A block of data
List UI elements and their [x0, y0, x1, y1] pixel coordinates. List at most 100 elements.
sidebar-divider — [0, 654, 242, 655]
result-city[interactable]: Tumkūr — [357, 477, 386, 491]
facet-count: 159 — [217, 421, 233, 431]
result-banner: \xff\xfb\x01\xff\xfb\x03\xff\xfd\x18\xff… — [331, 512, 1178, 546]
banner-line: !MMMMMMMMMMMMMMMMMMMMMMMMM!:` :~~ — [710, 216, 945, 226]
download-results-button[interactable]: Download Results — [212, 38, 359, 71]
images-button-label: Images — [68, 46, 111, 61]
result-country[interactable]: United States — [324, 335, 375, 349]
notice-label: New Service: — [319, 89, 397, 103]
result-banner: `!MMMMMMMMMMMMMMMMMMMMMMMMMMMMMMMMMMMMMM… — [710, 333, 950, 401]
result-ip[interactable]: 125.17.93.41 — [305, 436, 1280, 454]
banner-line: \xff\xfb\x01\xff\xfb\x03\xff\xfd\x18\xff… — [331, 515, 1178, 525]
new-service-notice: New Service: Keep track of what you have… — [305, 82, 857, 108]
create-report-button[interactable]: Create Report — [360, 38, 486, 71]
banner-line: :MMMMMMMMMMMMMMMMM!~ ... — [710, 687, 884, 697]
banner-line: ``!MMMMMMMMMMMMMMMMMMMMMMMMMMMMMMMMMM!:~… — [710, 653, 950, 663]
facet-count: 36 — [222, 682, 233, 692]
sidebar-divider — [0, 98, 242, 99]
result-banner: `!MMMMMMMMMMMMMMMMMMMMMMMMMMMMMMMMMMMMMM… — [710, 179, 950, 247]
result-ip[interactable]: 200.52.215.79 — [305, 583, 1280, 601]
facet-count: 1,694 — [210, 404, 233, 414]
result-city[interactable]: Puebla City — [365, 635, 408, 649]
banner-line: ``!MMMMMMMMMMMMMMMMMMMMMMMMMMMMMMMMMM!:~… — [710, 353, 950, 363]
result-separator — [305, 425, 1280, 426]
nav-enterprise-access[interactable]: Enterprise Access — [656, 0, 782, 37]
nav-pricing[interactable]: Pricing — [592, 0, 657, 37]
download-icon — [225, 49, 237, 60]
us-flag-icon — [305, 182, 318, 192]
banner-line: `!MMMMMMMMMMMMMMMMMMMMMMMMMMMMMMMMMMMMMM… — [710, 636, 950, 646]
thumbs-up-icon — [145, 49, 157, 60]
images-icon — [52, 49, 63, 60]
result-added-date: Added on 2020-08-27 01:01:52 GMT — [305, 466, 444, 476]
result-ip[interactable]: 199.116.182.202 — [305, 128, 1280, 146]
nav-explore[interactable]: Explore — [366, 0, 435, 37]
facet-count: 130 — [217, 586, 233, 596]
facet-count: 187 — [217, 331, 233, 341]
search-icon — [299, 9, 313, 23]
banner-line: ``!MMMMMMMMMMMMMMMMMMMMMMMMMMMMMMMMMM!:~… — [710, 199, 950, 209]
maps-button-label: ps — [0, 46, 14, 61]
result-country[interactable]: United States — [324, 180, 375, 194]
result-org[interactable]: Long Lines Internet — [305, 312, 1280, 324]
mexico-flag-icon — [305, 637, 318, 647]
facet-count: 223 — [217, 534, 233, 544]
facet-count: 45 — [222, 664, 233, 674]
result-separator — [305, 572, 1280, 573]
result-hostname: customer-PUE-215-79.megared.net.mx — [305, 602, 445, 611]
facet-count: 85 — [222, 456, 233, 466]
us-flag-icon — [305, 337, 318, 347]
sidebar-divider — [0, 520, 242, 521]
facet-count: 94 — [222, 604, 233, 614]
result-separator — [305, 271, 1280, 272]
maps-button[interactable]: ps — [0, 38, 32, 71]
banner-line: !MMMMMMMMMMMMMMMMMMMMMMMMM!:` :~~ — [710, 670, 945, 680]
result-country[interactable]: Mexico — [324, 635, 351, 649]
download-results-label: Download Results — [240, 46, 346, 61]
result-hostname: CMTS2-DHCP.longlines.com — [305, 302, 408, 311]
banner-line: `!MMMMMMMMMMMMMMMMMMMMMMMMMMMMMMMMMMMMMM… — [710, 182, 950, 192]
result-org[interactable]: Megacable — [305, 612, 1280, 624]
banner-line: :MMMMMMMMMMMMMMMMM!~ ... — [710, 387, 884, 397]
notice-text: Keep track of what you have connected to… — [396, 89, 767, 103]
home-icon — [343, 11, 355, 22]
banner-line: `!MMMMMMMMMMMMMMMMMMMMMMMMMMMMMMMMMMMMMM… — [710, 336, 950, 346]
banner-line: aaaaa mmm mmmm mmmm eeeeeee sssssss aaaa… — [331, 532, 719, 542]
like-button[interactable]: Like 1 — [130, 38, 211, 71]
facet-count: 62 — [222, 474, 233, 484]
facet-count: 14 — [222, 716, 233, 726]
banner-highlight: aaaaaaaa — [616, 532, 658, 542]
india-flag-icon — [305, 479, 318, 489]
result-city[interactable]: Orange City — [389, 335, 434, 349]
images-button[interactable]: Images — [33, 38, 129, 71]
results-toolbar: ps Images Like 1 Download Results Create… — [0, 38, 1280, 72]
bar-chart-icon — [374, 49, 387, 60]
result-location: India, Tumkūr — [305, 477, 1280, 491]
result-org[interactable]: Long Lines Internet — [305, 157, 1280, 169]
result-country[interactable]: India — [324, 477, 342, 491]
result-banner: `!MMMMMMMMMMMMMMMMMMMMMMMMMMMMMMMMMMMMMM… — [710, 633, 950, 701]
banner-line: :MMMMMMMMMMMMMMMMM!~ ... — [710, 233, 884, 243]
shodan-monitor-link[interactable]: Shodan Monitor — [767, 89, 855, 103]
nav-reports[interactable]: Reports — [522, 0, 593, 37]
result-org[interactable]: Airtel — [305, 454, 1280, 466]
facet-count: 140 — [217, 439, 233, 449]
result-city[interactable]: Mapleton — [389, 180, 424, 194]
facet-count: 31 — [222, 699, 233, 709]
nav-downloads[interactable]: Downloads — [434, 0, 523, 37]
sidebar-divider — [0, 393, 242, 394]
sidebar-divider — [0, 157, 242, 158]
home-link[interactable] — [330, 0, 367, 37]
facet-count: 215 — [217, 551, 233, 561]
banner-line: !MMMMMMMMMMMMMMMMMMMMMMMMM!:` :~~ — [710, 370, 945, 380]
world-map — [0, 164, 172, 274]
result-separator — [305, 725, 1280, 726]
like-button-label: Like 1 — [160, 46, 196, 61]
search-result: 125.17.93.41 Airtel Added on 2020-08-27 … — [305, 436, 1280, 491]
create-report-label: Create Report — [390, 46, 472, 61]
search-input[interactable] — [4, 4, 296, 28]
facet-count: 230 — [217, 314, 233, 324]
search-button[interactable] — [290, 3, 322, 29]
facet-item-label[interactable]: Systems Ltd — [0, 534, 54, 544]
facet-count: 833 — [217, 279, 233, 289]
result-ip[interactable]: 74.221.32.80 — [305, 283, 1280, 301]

• **WHAT YOU WILL DO**
Convert the rows above into a Markdown table with the columns Number and Content, giving each row its sequence number and leaving out any blank lines.

• **THE RESULT**
| Number | Content |
|---|---|
| 1 | List UI elements and their [x0, y0, x1, y1] pixel coordinates. List at most 100 elements. |
| 2 | sidebar-divider — [0, 654, 242, 655] |
| 3 | result-city[interactable]: Tumkūr — [357, 477, 386, 491] |
| 4 | facet-count: 159 — [217, 421, 233, 431] |
| 5 | result-banner: \xff\xfb\x01\xff\xfb\x03\xff\xfd\x18\xff… — [331, 512, 1178, 546] |
| 6 | banner-line: !MMMMMMMMMMMMMMMMMMMMMMMMM!:` :~~ — [710, 216, 945, 226] |
| 7 | download-results-button[interactable]: Download Results — [212, 38, 359, 71] |
| 8 | images-button-label: Images — [68, 46, 111, 61] |
| 9 | result-country[interactable]: United States — [324, 335, 375, 349] |
| 10 | notice-label: New Service: — [319, 89, 397, 103] |
| 11 | result-banner: `!MMMMMMMMMMMMMMMMMMMMMMMMMMMMMMMMMMMMMM… — [710, 333, 950, 401] |
| 12 | result-ip[interactable]: 125.17.93.41 — [305, 436, 1280, 454] |
| 13 | banner-line: \xff\xfb\x01\xff\xfb\x03\xff\xfd\x18\xff… — [331, 515, 1178, 525] |
| 14 | new-service-notice: New Service: Keep track of what you have… — [305, 82, 857, 108] |
| 15 | create-report-button[interactable]: Create Report — [360, 38, 486, 71] |
| 16 | banner-line: :MMMMMMMMMMMMMMMMM!~ ... — [710, 687, 884, 697] |
| 17 | banner-line: ``!MMMMMMMMMMMMMMMMMMMMMMMMMMMMMMMMMM!:~… — [710, 653, 950, 663] |
| 18 | facet-count: 36 — [222, 682, 233, 692] |
| 19 | sidebar-divider — [0, 98, 242, 99] |
| 20 | result-banner: `!MMMMMMMMMMMMMMMMMMMMMMMMMMMMMMMMMMMMMM… — [710, 179, 950, 247] |
| 21 | result-ip[interactable]: 200.52.215.79 — [305, 583, 1280, 601] |
| 22 | facet-count: 1,694 — [210, 404, 233, 414] |
| 23 | result-city[interactable]: Puebla City — [365, 635, 408, 649] |
| 24 | banner-line: ``!MMMMMMMMMMMMMMMMMMMMMMMMMMMMMMMMMM!:~… — [710, 353, 950, 363] |
| 25 | result-separator — [305, 425, 1280, 426] |
| 26 | nav-enterprise-access[interactable]: Enterprise Access — [656, 0, 782, 37] |
| 27 | nav-pricing[interactable]: Pricing — [592, 0, 657, 37] |
| 28 | download-icon — [225, 49, 237, 60] |
| 29 | us-flag-icon — [305, 182, 318, 192] |
| 30 | banner-line: `!MMMMMMMMMMMMMMMMMMMMMMMMMMMMMMMMMMMMMM… — [710, 636, 950, 646] |
| 31 | thumbs-up-icon — [145, 49, 157, 60] |
| 32 | images-icon — [52, 49, 63, 60] |
| 33 | result-added-date: Added on 2020-08-27 01:01:52 GMT — [305, 466, 444, 476] |
| 34 | result-ip[interactable]: 199.116.182.202 — [305, 128, 1280, 146] |
| 35 | nav-explore[interactable]: Explore — [366, 0, 435, 37] |
| 36 | facet-count: 130 — [217, 586, 233, 596] |
| 37 | facet-count: 187 — [217, 331, 233, 341] |
| 38 | search-icon — [299, 9, 313, 23] |
| 39 | banner-line: ``!MMMMMMMMMMMMMMMMMMMMMMMMMMMMMMMMMM!:~… — [710, 199, 950, 209] |
| 40 | maps-button-label: ps — [0, 46, 14, 61] |
| 41 | result-country[interactable]: United States — [324, 180, 375, 194] |
| 42 | result-org[interactable]: Long Lines Internet — [305, 312, 1280, 324] |
| 43 | mexico-flag-icon — [305, 637, 318, 647] |
| 44 | facet-count: 223 — [217, 534, 233, 544] |
| 45 | facet-count: 45 — [222, 664, 233, 674] |
| 46 | result-separator — [305, 572, 1280, 573] |
| 47 | result-hostname: customer-PUE-215-79.megared.net.mx — [305, 602, 445, 611] |
| 48 | facet-count: 85 — [222, 456, 233, 466] |
| 49 | us-flag-icon — [305, 337, 318, 347] |
| 50 | sidebar-divider — [0, 520, 242, 521] |
| 51 | facet-count: 94 — [222, 604, 233, 614] |
| 52 | result-separator — [305, 271, 1280, 272] |
| 53 | maps-button[interactable]: ps — [0, 38, 32, 71] |
| 54 | banner-line: !MMMMMMMMMMMMMMMMMMMMMMMMM!:` :~~ — [710, 670, 945, 680] |
| 55 | result-country[interactable]: Mexico — [324, 635, 351, 649] |
| 56 | download-results-label: Download Results — [240, 46, 346, 61] |
| 57 | result-hostname: CMTS2-DHCP.longlines.com — [305, 302, 408, 311] |
| 58 | banner-line: `!MMMMMMMMMMMMMMMMMMMMMMMMMMMMMMMMMMMMMM… — [710, 182, 950, 192] |
| 59 | result-org[interactable]: Megacable — [305, 612, 1280, 624] |
| 60 | banner-line: :MMMMMMMMMMMMMMMMM!~ ... — [710, 387, 884, 397] |
| 61 | notice-text: Keep track of what you have connected to… — [396, 89, 767, 103] |
| 62 | home-icon — [343, 11, 355, 22] |
| 63 | banner-line: `!MMMMMMMMMMMMMMMMMMMMMMMMMMMMMMMMMMMMMM… — [710, 336, 950, 346] |
| 64 | banner-line: aaaaa mmm mmmm mmmm eeeeeee sssssss aaaa… — [331, 532, 719, 542] |
| 65 | like-button[interactable]: Like 1 — [130, 38, 211, 71] |
| 66 | facet-count: 62 — [222, 474, 233, 484] |
| 67 | facet-count: 14 — [222, 716, 233, 726] |
| 68 | banner-highlight: aaaaaaaa — [616, 532, 658, 542] |
| 69 | india-flag-icon — [305, 479, 318, 489] |
| 70 | result-city[interactable]: Orange City — [389, 335, 434, 349] |
| 71 | images-button[interactable]: Images — [33, 38, 129, 71] |
| 72 | results-toolbar: ps Images Like 1 Download Results Create… — [0, 38, 1280, 72] |
| 73 | bar-chart-icon — [374, 49, 387, 60] |
| 74 | result-location: India, Tumkūr — [305, 477, 1280, 491] |
| 75 | result-org[interactable]: Long Lines Internet — [305, 157, 1280, 169] |
| 76 | result-country[interactable]: India — [324, 477, 342, 491] |
| 77 | result-banner: `!MMMMMMMMMMMMMMMMMMMMMMMMMMMMMMMMMMMMMM… — [710, 633, 950, 701] |
| 78 | banner-line: :MMMMMMMMMMMMMMMMM!~ ... — [710, 233, 884, 243] |
| 79 | shodan-monitor-link[interactable]: Shodan Monitor — [767, 89, 855, 103] |
| 80 | nav-reports[interactable]: Reports — [522, 0, 593, 37] |
| 81 | result-org[interactable]: Airtel — [305, 454, 1280, 466] |
| 82 | facet-count: 140 — [217, 439, 233, 449] |
| 83 | result-city[interactable]: Mapleton — [389, 180, 424, 194] |
| 84 | facet-count: 31 — [222, 699, 233, 709] |
| 85 | nav-downloads[interactable]: Downloads — [434, 0, 523, 37] |
| 86 | sidebar-divider — [0, 393, 242, 394] |
| 87 | sidebar-divider — [0, 157, 242, 158] |
| 88 | home-link[interactable] — [330, 0, 367, 37] |
| 89 | facet-count: 215 — [217, 551, 233, 561] |
| 90 | banner-line: !MMMMMMMMMMMMMMMMMMMMMMMMM!:` :~~ — [710, 370, 945, 380] |
| 91 | world-map — [0, 164, 172, 274] |
| 92 | result-separator — [305, 725, 1280, 726] |
| 93 | like-button-label: Like 1 — [160, 46, 196, 61] |
| 94 | search-result: 125.17.93.41 Airtel Added on 2020-08-27 … — [305, 436, 1280, 491] |
| 95 | create-report-label: Create Report — [390, 46, 472, 61] |
| 96 | search-input[interactable] — [4, 4, 296, 28] |
| 97 | facet-count: 230 — [217, 314, 233, 324] |
| 98 | search-button[interactable] — [290, 3, 322, 29] |
| 99 | facet-item-label[interactable]: Systems Ltd — [0, 534, 54, 544] |
| 100 | facet-count: 833 — [217, 279, 233, 289] |
| 101 | result-ip[interactable]: 74.221.32.80 — [305, 283, 1280, 301] |